**Extract to read**
______________________________

Saturday, September 19, 2009

ABAP RegEx met CSV and said 'I'll keep a Tab on you'


I wrote about XML processing in my previous posts:
As much as we like to use XML for data-exchange, there are still a lot of legacy(pre-XML) data files floating between the systems. CSV files are used for ages and there are already some functions available in ABAP for the purpose. But all these standard or custom methods of parsing CSV, require more than 10 lines of code.
[ Image and comic from XKCD ]



Arrival of RegEx [ Regular Expressions ] in ABAP should be able to put an end to the miseries, developers have been facing with string ( match/find/replace ) operations.

If you would like to start with simple code, see some examples here. Also, in my attempt to learn RegEx by examples, I tried to write a CSV parser in ABAP and the code-snippet for converting the CSV string-line is as below:






REPORT  z_ram_test_csv_to_itab_regex.

DATA : g_input TYPE string. "g_input(100) TYPE C.

g_input = '"F1",F2,""Hello",  "How" are "you"","F3"'.

REPLACE ALL OCCURRENCES OF
  REGEX ',(?=(?:[^"]*$)|(?:[^"]*"[^"]*"[^"]*)*$)'
  IN g_input WITH ';'.

REPLACE FIRST OCCURRENCE OF
  REGEX '^"'
  IN g_input WITH ' '.

REPLACE ALL OCCURRENCES OF
  REGEX '";"|";|;"'
  IN g_input WITH ';'.

REPLACE ALL OCCURRENCES OF '""' IN g_input
  WITH '"'.    "Added during testing

REPLACE ALL OCCURRENCES OF REGEX '"$' IN g_input
  WITH ' '.

WRITE :/ g_input. 
"Now you can use SPLIT on ';' to get the values in itab
To keep it simple for the explanation, I replaced comma ( , ) in CSV with ( ; ). However,  Tab ( cl_abap_char_utilities=>HORIZONTAL_TAB ) should be used for productive code. I've not done complete testing of this code so can't be sure if it complies with all the CSV specifications. But in case you managed to test this code then please pass on your feedback as comments. And please do test this before using it for production purpose. Test cases can be adapted from the Wiki examples.

Some developers simply split the string on comma, without realising that there can be a comma within one of the text-fields. If not handled carefully, this could be really dangerous and potentially corrupt the database. Till your custom code is properly tested, or if you have an old SAP release, you should stick with the sap standard functions for parsing data. e.g. Function KCD_CSV_FILE_TO_INTERN_CONVERT or a custom adaptation of the same function.

OK so I don't understand much of this code either ;) . But I am still trying. The main part, the first RegEx, was gratefully received and adapted [ in other words copied and pasted :) ] from this article on 'Mastering regular expressions in PHP'.
Listing 4. Look-ahead example
                
$tab_data = preg_replace( '/
    ,                               # look for a comma
    (?=                             # then look ahead for
        (?:[^"]*$)                  # a string with no quotes and eol
        |                           #  -or-
        (?:[^"]*"[^"]*"[^"]*)*$     # a string with balanced quotes
    )                               # 
    /x', "\t", $csv_data );

Though the first RegEx is the main part of the code, I spent quite some time on the 4th one as well:

REPLACE ALL OCCURRENCES OF REGEX '"$' IN g_input
  WITH ' '.

______________________________

**Dataset rows**
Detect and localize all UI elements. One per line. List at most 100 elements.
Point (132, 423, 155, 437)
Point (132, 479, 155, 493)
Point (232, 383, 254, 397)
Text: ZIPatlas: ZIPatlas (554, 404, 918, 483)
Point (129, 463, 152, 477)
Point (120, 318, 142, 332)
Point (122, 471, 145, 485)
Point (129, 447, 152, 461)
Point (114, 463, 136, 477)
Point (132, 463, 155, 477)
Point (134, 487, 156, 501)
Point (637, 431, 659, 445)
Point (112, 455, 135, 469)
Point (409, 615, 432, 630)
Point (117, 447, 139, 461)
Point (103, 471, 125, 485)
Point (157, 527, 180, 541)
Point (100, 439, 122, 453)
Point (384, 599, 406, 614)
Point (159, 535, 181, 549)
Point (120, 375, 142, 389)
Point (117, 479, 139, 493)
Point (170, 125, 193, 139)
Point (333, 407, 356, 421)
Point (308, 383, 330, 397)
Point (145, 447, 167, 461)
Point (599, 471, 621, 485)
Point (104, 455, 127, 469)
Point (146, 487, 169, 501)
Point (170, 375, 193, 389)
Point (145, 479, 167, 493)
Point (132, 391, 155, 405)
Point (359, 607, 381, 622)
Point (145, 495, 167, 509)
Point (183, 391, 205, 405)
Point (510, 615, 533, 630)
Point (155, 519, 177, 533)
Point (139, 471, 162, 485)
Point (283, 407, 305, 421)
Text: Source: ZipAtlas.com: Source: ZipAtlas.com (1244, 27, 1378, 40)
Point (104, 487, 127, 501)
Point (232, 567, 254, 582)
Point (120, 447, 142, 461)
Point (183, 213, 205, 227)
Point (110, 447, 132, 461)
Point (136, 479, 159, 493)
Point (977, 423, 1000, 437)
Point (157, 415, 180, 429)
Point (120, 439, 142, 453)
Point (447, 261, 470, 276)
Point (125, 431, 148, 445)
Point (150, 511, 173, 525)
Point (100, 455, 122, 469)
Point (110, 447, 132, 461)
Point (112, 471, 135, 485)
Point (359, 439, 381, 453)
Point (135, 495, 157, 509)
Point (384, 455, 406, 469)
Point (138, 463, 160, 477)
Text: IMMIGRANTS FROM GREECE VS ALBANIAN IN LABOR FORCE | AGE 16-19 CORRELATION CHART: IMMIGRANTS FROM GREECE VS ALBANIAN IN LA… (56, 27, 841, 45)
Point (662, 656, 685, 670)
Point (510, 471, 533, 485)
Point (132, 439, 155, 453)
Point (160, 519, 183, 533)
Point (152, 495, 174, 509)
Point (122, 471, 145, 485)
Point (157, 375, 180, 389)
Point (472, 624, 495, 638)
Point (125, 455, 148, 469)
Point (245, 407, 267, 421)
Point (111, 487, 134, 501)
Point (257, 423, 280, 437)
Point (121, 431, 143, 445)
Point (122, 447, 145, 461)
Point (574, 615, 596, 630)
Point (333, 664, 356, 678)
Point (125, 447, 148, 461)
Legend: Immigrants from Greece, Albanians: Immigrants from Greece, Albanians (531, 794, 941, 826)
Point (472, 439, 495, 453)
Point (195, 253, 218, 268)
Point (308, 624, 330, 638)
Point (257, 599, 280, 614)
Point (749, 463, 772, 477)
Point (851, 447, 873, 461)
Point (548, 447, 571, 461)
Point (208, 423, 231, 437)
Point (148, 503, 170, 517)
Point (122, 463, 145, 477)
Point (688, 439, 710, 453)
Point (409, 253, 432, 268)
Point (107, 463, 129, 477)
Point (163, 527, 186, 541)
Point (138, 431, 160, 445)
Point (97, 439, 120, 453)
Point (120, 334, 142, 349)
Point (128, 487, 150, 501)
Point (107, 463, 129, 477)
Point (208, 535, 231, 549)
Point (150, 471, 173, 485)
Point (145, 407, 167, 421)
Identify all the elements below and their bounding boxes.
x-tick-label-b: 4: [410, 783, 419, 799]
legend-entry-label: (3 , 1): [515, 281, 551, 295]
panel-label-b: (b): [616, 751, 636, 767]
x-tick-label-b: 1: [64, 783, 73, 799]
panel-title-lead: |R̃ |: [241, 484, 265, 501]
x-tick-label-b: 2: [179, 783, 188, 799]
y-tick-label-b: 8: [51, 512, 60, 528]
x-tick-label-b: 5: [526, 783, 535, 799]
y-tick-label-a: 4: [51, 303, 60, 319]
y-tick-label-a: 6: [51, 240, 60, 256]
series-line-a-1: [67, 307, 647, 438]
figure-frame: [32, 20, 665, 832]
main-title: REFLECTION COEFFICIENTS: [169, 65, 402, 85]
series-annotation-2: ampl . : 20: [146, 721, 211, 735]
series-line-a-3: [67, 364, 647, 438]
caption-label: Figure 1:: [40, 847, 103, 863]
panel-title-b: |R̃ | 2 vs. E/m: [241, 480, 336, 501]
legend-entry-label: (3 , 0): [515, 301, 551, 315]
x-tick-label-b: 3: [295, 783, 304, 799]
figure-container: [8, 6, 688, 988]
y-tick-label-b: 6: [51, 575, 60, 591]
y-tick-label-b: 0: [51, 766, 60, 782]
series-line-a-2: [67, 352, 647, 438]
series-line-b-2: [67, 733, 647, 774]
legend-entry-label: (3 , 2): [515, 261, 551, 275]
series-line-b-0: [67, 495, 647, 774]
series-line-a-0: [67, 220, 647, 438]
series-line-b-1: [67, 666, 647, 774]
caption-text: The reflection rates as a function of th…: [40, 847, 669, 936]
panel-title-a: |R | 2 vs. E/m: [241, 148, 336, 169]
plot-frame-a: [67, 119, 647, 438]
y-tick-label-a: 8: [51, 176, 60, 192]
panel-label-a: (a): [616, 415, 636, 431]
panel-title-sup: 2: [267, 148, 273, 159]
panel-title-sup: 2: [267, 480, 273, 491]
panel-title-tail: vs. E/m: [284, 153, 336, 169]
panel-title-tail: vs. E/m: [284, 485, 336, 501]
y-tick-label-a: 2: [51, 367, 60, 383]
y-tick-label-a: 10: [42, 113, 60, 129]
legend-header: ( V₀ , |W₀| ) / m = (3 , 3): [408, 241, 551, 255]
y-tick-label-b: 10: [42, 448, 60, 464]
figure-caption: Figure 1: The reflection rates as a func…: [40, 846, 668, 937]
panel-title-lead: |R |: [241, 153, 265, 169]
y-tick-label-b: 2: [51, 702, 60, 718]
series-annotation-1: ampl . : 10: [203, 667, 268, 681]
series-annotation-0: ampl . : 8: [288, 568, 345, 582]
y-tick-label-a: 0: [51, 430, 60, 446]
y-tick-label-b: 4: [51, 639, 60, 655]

______________________________

**Task description**
In the ABAP CSV post, reproduce the passage that begins with "DATA : g_input" and ends after "g_input WITH ' '.", replacing every "g_input" with "lv_input".

**Task solution**
DATA : lv_input TYPE string. "lv_input(100) TYPE C.

lv_input = '"F1",F2,""Hello",  "How" are "you"","F3"'.

REPLACE ALL OCCURRENCES OF
  REGEX ',(?=(?:[^"]*$)|(?:[^"]*"[^"]*"[^"]*)*$)'
  IN lv_input WITH ';'.

REPLACE FIRST OCCURRENCE OF
  REGEX '^"'
  IN lv_input WITH ' '.